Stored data
╔══

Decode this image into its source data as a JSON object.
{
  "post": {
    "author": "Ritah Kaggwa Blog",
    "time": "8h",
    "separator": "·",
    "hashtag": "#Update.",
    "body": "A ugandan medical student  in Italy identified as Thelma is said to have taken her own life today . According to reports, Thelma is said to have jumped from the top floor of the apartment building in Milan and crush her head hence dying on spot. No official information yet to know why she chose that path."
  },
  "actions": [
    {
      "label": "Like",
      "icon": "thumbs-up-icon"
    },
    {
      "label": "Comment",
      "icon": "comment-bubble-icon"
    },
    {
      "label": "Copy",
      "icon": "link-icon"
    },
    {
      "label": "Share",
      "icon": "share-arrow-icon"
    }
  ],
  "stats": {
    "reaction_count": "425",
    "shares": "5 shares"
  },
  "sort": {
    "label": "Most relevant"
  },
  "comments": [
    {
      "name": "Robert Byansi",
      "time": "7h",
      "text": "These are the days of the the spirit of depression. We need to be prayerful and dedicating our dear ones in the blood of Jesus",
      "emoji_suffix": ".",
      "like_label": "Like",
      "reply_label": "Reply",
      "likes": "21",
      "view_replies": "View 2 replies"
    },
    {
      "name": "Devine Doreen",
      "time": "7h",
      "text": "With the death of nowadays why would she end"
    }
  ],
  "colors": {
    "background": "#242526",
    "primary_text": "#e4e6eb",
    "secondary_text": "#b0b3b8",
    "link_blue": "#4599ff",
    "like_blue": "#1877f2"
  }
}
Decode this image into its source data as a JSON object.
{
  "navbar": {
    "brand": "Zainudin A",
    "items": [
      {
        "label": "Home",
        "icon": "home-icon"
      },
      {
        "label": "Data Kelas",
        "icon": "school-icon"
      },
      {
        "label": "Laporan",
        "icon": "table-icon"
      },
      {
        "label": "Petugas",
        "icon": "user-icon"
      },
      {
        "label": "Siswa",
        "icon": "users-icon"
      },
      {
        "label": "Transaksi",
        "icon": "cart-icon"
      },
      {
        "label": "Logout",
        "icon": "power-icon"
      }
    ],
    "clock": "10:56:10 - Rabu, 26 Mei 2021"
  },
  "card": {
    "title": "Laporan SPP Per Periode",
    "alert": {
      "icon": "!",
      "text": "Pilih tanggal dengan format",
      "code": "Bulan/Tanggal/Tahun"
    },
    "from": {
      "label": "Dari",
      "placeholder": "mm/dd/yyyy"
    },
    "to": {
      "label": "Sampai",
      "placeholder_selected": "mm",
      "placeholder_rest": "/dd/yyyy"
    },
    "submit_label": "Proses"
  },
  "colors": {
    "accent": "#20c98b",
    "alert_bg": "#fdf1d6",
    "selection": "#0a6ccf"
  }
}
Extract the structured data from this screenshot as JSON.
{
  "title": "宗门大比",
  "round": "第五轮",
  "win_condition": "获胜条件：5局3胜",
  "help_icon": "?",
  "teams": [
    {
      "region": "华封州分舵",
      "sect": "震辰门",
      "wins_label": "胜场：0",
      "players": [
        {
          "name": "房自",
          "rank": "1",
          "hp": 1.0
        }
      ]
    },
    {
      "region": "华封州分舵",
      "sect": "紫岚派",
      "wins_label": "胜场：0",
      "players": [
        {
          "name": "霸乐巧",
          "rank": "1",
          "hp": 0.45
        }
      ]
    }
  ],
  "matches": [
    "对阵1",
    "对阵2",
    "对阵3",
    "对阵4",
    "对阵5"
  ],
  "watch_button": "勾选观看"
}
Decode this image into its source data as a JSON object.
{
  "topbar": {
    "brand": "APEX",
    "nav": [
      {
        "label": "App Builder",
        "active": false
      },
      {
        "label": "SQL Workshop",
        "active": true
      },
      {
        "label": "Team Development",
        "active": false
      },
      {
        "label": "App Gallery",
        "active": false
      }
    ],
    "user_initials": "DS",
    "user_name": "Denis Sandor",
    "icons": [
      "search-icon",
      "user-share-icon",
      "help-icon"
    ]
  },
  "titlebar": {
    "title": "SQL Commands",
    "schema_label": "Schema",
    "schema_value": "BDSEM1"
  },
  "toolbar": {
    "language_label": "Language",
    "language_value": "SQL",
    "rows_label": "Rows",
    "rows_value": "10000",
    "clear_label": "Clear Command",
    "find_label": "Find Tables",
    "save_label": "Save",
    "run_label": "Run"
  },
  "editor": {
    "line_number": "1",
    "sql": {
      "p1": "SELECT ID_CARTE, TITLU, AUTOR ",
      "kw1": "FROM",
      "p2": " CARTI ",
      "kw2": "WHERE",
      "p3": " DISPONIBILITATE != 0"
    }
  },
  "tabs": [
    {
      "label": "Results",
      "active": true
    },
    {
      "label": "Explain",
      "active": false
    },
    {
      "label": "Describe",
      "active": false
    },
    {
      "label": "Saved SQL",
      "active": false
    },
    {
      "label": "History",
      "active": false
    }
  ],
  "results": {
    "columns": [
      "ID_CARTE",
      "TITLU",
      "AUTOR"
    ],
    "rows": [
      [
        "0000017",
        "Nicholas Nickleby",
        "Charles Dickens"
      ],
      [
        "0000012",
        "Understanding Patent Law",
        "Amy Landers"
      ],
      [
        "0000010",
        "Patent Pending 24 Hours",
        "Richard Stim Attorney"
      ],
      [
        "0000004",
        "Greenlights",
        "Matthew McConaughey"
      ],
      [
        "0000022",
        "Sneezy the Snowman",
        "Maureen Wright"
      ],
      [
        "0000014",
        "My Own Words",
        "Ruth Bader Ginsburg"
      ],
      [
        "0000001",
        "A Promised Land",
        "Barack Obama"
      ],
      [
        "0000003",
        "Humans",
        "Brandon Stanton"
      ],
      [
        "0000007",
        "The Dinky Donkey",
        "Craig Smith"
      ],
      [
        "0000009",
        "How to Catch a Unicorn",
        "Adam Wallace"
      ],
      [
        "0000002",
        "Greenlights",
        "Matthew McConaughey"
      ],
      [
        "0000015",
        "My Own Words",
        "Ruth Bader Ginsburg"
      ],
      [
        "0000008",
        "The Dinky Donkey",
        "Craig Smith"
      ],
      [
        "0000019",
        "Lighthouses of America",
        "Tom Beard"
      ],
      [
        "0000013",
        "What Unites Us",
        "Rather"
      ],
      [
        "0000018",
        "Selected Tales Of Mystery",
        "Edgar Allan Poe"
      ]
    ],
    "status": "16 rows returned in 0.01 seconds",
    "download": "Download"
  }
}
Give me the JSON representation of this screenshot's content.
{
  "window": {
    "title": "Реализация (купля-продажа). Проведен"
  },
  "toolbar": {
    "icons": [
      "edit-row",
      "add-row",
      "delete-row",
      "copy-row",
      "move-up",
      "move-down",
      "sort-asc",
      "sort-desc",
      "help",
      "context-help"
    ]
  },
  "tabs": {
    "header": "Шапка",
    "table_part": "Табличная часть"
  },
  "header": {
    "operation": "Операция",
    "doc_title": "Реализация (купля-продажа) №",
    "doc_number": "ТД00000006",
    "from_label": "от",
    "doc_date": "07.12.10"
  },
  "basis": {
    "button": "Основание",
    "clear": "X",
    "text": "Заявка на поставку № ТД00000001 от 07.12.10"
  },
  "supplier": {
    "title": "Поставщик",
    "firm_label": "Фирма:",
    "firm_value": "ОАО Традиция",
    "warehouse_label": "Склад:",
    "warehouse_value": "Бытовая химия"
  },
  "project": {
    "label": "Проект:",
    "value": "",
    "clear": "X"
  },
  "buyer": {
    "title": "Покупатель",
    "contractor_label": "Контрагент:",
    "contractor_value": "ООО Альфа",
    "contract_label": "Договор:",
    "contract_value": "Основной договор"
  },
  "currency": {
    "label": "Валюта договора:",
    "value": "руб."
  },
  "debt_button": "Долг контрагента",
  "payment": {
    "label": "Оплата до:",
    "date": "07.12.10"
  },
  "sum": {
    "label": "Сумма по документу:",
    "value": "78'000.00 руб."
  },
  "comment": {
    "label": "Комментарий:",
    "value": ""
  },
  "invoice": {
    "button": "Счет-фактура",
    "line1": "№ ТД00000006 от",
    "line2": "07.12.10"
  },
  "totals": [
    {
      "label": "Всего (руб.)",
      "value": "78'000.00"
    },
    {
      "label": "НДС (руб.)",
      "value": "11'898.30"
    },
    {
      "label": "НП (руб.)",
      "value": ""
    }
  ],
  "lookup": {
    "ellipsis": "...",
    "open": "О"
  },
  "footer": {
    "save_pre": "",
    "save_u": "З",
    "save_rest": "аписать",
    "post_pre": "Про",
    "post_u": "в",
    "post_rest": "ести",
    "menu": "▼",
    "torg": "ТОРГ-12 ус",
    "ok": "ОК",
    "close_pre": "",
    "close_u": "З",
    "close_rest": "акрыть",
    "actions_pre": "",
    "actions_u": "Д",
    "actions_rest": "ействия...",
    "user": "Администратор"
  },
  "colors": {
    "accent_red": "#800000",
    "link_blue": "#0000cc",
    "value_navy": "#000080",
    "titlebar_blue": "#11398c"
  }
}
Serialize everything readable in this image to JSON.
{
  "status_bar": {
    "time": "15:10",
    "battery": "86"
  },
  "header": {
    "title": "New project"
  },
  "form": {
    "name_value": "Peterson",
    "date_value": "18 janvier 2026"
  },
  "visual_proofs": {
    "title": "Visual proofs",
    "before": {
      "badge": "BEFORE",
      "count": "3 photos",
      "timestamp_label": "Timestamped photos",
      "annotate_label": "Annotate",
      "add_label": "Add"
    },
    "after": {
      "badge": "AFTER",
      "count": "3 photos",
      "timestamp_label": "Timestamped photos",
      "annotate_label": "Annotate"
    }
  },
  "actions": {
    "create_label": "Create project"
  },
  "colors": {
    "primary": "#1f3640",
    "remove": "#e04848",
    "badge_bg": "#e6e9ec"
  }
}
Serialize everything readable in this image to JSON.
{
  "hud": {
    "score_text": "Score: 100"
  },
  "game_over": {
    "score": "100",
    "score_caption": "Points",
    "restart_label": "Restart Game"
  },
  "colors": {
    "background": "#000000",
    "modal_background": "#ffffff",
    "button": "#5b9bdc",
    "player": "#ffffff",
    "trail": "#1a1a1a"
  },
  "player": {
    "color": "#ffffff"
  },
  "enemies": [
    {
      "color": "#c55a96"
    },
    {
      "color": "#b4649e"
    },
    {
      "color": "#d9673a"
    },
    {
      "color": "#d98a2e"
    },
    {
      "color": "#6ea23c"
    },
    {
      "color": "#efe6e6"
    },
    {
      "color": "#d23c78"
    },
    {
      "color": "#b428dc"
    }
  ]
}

╚══

▶ [What to do]: Look through the data and gather every line with the string "screenshot" in it.

▶ [Exercise answer]:
Extract the structured data from this screenshot as JSON.
Give me the JSON representation of this screenshot's content.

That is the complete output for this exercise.